== What you will do ==
Using the data below, repeat all of it precisely.

== Exercise materials ==
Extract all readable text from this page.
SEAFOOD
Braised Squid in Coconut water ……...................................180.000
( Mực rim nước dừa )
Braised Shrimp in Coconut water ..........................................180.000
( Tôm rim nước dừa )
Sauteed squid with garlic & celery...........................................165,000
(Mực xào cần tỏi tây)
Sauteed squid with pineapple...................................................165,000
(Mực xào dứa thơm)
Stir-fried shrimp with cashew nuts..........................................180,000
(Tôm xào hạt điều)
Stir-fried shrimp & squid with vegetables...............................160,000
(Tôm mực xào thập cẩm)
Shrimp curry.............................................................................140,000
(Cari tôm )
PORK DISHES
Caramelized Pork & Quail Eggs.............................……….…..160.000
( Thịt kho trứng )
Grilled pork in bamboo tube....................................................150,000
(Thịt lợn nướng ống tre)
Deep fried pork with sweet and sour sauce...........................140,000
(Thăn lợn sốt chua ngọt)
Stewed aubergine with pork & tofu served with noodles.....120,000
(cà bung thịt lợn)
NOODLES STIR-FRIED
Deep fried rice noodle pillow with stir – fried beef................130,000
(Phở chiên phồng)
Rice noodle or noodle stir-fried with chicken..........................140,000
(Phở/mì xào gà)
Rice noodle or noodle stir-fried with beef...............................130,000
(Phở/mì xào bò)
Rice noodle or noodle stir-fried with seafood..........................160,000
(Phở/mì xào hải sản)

== Result ==
Extract all readable text from this page.
SEAFOOD
Braised Squid in Coconut water ……...................................180.000
( Mực rim nước dừa )
Braised Shrimp in Coconut water ..........................................180.000
( Tôm rim nước dừa )
Sauteed squid with garlic & celery...........................................165,000
(Mực xào cần tỏi tây)
Sauteed squid with pineapple...................................................165,000
(Mực xào dứa thơm)
Stir-fried shrimp with cashew nuts..........................................180,000
(Tôm xào hạt điều)
Stir-fried shrimp & squid with vegetables...............................160,000
(Tôm mực xào thập cẩm)
Shrimp curry.............................................................................140,000
(Cari tôm )
PORK DISHES
Caramelized Pork & Quail Eggs.............................……….…..160.000
( Thịt kho trứng )
Grilled pork in bamboo tube....................................................150,000
(Thịt lợn nướng ống tre)
Deep fried pork with sweet and sour sauce...........................140,000
(Thăn lợn sốt chua ngọt)
Stewed aubergine with pork & tofu served with noodles.....120,000
(cà bung thịt lợn)
NOODLES STIR-FRIED
Deep fried rice noodle pillow with stir – fried beef................130,000
(Phở chiên phồng)
Rice noodle or noodle stir-fried with chicken..........................140,000
(Phở/mì xào gà)
Rice noodle or noodle stir-fried with beef...............................130,000
(Phở/mì xào bò)
Rice noodle or noodle stir-fried with seafood..........................160,000
(Phở/mì xào hải sản)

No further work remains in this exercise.